--- Start Passage given ---

“The Priesthood of All Believers”

In the “On the Square” column of the First Things website, Peter Leithard has an article on the Lutheran doctrine of “the Priesthood of All Believers”. It is quite a good read, and I think that even Catholic readers will be edified by it, especially the reflections on the Aaronic priesthood, and how that reflects in the priestly character of the Church today.

The Second Vatican Council embraced its own version of this classic Reformation doctrine. Essentially, it reclaimed the scriptural teaching that the whole assembly of the faithful are a “royal priesthood” (1 Peter 2:9).

“Christ instituted this new covenant, the new testament, that is to say, in His Blood, calling together a people made up of Jew and gentile, making them one, not according to the flesh but in the Spirit. This was to be the new People of God. For those who believe in Christ, who are reborn not from a perishable but from an imperishable seed through the word of the living God, not from the flesh but from water and the Holy Spirit, are finally established as “a chosen race, a royal priesthood, a holy nation, a purchased people . . . who in times past were not a people, but are now the people of God”…

Christ the Lord, High Priest taken from among men, made the new people “a kingdom and priests to God the Father”. The baptized, by regeneration and the anointing of the Holy Spirit, are consecrated as a spiritual house and a holy priesthood, in order that through all those works which are those of the Christian man they may offer spiritual sacrifices and proclaim the power of Him who has called them out of darkness into His marvelous light. Therefore all the disciples of Christ, persevering in prayer and praising God,(103) should present themselves as a living sacrifice, holy and pleasing to God. Everywhere on earth they must bear witness to Christ and give an answer to those who seek an account of that hope of eternal life which is in them.” Lumen Gentium 9,10

However, the Council continued to uphold the distinction between the “ministerial priesthood” and the “common priesthood of the faithful” in the following way:

Though they differ from one another in essence and not only in degree, the common priesthood of the faithful and the ministerial or hierarchical priesthood are nonetheless interrelated: each of them in its own special way is a participation in the one priesthood of Christ. The ministerial priest, by the sacred power he enjoys, teaches and rules the priestly people; acting in the person of Christ, he makes present the eucharistic sacrifice, and offers it to God in the name of all the people. But the faithful, in virtue of their royal priesthood, join in the offering of the Eucharist. They likewise exercise that priesthood in receiving the sacraments, in prayer and thanksgiving, in the witness of a holy life, and by self-denial and active charity.

--- End Passage given ---

Request 1: Copy the passage on the priesthood of all believers word for word, starting with "The Second Vatican" and going on through "(1 Peter 2:9).".

--- Start Input ---

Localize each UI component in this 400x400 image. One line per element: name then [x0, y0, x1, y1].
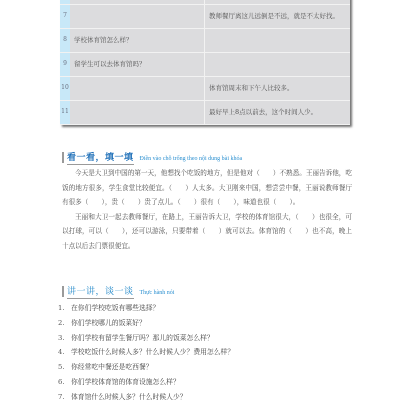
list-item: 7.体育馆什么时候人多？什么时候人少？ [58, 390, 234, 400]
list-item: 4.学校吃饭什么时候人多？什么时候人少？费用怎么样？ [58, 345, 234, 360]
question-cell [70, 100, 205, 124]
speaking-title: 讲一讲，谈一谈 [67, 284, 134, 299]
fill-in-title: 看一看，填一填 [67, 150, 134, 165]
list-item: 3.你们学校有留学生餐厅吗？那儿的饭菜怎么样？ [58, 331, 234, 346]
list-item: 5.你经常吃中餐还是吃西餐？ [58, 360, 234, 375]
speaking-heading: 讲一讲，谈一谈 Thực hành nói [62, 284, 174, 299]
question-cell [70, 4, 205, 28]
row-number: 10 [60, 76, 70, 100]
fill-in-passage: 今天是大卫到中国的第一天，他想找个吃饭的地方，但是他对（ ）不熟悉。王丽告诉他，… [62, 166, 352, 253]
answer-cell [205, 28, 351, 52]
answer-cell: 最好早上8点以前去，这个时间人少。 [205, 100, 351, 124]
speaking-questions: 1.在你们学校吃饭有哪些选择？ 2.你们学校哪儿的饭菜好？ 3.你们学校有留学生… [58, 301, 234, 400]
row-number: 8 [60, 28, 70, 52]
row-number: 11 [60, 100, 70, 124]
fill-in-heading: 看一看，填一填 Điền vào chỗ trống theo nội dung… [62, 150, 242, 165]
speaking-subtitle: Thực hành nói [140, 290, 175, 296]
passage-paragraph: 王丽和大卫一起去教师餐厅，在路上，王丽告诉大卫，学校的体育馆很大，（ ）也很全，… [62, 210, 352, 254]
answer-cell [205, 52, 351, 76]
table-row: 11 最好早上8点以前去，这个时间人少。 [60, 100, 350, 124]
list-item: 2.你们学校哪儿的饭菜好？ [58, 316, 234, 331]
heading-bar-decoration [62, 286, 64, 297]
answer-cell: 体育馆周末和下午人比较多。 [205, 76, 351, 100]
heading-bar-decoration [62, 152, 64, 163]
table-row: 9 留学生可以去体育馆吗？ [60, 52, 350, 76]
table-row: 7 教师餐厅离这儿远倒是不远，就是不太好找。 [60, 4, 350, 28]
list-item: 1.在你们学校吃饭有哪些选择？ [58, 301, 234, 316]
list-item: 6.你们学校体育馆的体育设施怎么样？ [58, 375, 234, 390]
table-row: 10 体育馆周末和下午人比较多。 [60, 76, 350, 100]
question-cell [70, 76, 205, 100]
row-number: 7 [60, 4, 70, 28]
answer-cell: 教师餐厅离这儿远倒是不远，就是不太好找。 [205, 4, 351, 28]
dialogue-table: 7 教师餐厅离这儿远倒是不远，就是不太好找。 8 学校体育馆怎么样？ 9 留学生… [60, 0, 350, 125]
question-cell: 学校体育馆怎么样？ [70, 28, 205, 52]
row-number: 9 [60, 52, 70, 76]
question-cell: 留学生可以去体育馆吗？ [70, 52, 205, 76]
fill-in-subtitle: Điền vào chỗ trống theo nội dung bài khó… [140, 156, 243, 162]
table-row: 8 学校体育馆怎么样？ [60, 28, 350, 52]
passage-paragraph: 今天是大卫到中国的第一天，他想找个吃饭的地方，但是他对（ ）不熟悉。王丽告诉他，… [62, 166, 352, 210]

--- End Input ---

Request 2: From the records, output the lines as a numbered list, starting with the line with "list-item: 7.体育馆什么时候人多？什么时候人少？ [58, 390, 234, 400]" and going on through the line with "question-cell [70, 4, 205, 28]". Leave out blank lines and include nothing else.

Written answer 1:
The Second Vatican Council embraced its own version of this classic Reformation doctrine. Essentially, it reclaimed the scriptural teaching that the whole assembly of the faithful are a “royal priesthood” (1 Peter 2:9).

Written answer 2:
1. list-item: 7.体育馆什么时候人多？什么时候人少？ [58, 390, 234, 400]
2. list-item: 4.学校吃饭什么时候人多？什么时候人少？费用怎么样？ [58, 345, 234, 360]
3. question-cell [70, 100, 205, 124]
4. speaking-title: 讲一讲，谈一谈 [67, 284, 134, 299]
5. fill-in-title: 看一看，填一填 [67, 150, 134, 165]
6. list-item: 3.你们学校有留学生餐厅吗？那儿的饭菜怎么样？ [58, 331, 234, 346]
7. list-item: 5.你经常吃中餐还是吃西餐？ [58, 360, 234, 375]
8. speaking-heading: 讲一讲，谈一谈 Thực hành nói [62, 284, 174, 299]
9. question-cell [70, 4, 205, 28]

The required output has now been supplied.